GIVEN REQUEST >> Extract each line of the data and write it out again exactly.
------ PROVIDED RECORDS
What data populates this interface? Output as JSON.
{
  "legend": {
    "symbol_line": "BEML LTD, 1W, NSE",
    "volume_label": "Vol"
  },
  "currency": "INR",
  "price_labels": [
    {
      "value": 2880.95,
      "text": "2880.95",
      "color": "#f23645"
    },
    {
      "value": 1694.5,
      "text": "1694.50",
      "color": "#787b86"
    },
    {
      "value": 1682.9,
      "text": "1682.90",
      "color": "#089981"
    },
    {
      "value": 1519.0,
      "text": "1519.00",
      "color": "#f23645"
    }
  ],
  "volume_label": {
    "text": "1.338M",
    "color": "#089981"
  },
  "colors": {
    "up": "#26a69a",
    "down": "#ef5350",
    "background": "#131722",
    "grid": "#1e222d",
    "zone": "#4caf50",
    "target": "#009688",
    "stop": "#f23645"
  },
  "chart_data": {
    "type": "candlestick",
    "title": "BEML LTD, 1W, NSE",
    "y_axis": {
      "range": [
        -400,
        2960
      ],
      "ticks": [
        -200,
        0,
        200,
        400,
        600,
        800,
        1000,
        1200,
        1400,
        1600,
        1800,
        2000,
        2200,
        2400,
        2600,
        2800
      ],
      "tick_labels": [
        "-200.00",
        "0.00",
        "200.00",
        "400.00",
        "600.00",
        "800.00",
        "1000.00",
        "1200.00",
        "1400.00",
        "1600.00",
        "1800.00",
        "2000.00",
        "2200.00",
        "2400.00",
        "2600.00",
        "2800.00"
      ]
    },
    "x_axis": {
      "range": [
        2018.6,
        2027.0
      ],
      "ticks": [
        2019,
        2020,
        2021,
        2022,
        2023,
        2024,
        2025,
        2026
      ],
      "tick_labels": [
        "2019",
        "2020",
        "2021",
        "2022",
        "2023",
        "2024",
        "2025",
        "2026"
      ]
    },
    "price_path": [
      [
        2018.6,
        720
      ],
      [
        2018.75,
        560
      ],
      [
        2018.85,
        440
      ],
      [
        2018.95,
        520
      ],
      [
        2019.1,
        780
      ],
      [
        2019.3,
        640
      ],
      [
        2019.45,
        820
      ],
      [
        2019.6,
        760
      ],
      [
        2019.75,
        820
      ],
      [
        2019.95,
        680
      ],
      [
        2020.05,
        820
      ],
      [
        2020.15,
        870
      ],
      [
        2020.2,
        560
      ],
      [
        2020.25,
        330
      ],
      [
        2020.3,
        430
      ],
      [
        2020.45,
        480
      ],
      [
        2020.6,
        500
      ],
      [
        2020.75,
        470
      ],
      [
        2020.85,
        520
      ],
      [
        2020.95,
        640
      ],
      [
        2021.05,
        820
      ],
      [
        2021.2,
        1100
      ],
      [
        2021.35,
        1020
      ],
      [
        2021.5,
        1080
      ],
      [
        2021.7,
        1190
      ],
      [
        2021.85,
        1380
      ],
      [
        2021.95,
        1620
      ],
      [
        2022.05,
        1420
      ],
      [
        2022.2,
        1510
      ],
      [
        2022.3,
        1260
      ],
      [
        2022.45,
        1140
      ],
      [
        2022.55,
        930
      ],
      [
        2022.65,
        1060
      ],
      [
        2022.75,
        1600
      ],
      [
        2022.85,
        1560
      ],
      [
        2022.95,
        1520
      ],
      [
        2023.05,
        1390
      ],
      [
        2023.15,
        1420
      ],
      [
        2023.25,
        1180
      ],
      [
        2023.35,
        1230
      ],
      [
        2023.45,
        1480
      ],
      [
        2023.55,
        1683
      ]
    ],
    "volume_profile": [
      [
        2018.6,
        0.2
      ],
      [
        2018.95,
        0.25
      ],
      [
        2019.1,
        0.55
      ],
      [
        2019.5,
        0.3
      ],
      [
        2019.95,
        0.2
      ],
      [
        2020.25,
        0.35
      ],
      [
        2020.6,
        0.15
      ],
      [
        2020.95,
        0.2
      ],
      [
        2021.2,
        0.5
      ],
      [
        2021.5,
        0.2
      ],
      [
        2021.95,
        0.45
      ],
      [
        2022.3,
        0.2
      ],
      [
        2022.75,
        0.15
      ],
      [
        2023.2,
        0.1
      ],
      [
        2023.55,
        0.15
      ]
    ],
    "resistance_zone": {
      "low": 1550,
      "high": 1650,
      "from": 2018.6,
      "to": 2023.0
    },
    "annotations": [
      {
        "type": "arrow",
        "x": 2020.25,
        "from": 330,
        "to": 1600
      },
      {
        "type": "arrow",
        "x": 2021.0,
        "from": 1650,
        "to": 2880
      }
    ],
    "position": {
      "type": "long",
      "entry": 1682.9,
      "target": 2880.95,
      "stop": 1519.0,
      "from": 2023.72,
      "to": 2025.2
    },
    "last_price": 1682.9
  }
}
------------
EXERCISE OUTPUT >>
What data populates this interface? Output as JSON.
{
  "legend": {
    "symbol_line": "BEML LTD, 1W, NSE",
    "volume_label": "Vol"
  },
  "currency": "INR",
  "price_labels": [
    {
      "value": 2880.95,
      "text": "2880.95",
      "color": "#f23645"
    },
    {
      "value": 1694.5,
      "text": "1694.50",
      "color": "#787b86"
    },
    {
      "value": 1682.9,
      "text": "1682.90",
      "color": "#089981"
    },
    {
      "value": 1519.0,
      "text": "1519.00",
      "color": "#f23645"
    }
  ],
  "volume_label": {
    "text": "1.338M",
    "color": "#089981"
  },
  "colors": {
    "up": "#26a69a",
    "down": "#ef5350",
    "background": "#131722",
    "grid": "#1e222d",
    "zone": "#4caf50",
    "target": "#009688",
    "stop": "#f23645"
  },
  "chart_data": {
    "type": "candlestick",
    "title": "BEML LTD, 1W, NSE",
    "y_axis": {
      "range": [
        -400,
        2960
      ],
      "ticks": [
        -200,
        0,
        200,
        400,
        600,
        800,
        1000,
        1200,
        1400,
        1600,
        1800,
        2000,
        2200,
        2400,
        2600,
        2800
      ],
      "tick_labels": [
        "-200.00",
        "0.00",
        "200.00",
        "400.00",
        "600.00",
        "800.00",
        "1000.00",
        "1200.00",
        "1400.00",
        "1600.00",
        "1800.00",
        "2000.00",
        "2200.00",
        "2400.00",
        "2600.00",
        "2800.00"
      ]
    },
    "x_axis": {
      "range": [
        2018.6,
        2027.0
      ],
      "ticks": [
        2019,
        2020,
        2021,
        2022,
        2023,
        2024,
        2025,
        2026
      ],
      "tick_labels": [
        "2019",
        "2020",
        "2021",
        "2022",
        "2023",
        "2024",
        "2025",
        "2026"
      ]
    },
    "price_path": [
      [
        2018.6,
        720
      ],
      [
        2018.75,
        560
      ],
      [
        2018.85,
        440
      ],
      [
        2018.95,
        520
      ],
      [
        2019.1,
        780
      ],
      [
        2019.3,
        640
      ],
      [
        2019.45,
        820
      ],
      [
        2019.6,
        760
      ],
      [
        2019.75,
        820
      ],
      [
        2019.95,
        680
      ],
      [
        2020.05,
        820
      ],
      [
        2020.15,
        870
      ],
      [
        2020.2,
        560
      ],
      [
        2020.25,
        330
      ],
      [
        2020.3,
        430
      ],
      [
        2020.45,
        480
      ],
      [
        2020.6,
        500
      ],
      [
        2020.75,
        470
      ],
      [
        2020.85,
        520
      ],
      [
        2020.95,
        640
      ],
      [
        2021.05,
        820
      ],
      [
        2021.2,
        1100
      ],
      [
        2021.35,
        1020
      ],
      [
        2021.5,
        1080
      ],
      [
        2021.7,
        1190
      ],
      [
        2021.85,
        1380
      ],
      [
        2021.95,
        1620
      ],
      [
        2022.05,
        1420
      ],
      [
        2022.2,
        1510
      ],
      [
        2022.3,
        1260
      ],
      [
        2022.45,
        1140
      ],
      [
        2022.55,
        930
      ],
      [
        2022.65,
        1060
      ],
      [
        2022.75,
        1600
      ],
      [
        2022.85,
        1560
      ],
      [
        2022.95,
        1520
      ],
      [
        2023.05,
        1390
      ],
      [
        2023.15,
        1420
      ],
      [
        2023.25,
        1180
      ],
      [
        2023.35,
        1230
      ],
      [
        2023.45,
        1480
      ],
      [
        2023.55,
        1683
      ]
    ],
    "volume_profile": [
      [
        2018.6,
        0.2
      ],
      [
        2018.95,
        0.25
      ],
      [
        2019.1,
        0.55
      ],
      [
        2019.5,
        0.3
      ],
      [
        2019.95,
        0.2
      ],
      [
        2020.25,
        0.35
      ],
      [
        2020.6,
        0.15
      ],
      [
        2020.95,
        0.2
      ],
      [
        2021.2,
        0.5
      ],
      [
        2021.5,
        0.2
      ],
      [
        2021.95,
        0.45
      ],
      [
        2022.3,
        0.2
      ],
      [
        2022.75,
        0.15
      ],
      [
        2023.2,
        0.1
      ],
      [
        2023.55,
        0.15
      ]
    ],
    "resistance_zone": {
      "low": 1550,
      "high": 1650,
      "from": 2018.6,
      "to": 2023.0
    },
    "annotations": [
      {
        "type": "arrow",
        "x": 2020.25,
        "from": 330,
        "to": 1600
      },
      {
        "type": "arrow",
        "x": 2021.0,
        "from": 1650,
        "to": 2880
      }
    ],
    "position": {
      "type": "long",
      "entry": 1682.9,
      "target": 2880.95,
      "stop": 1519.0,
      "from": 2023.72,
      "to": 2025.2
    },
    "last_price": 1682.9
  }
}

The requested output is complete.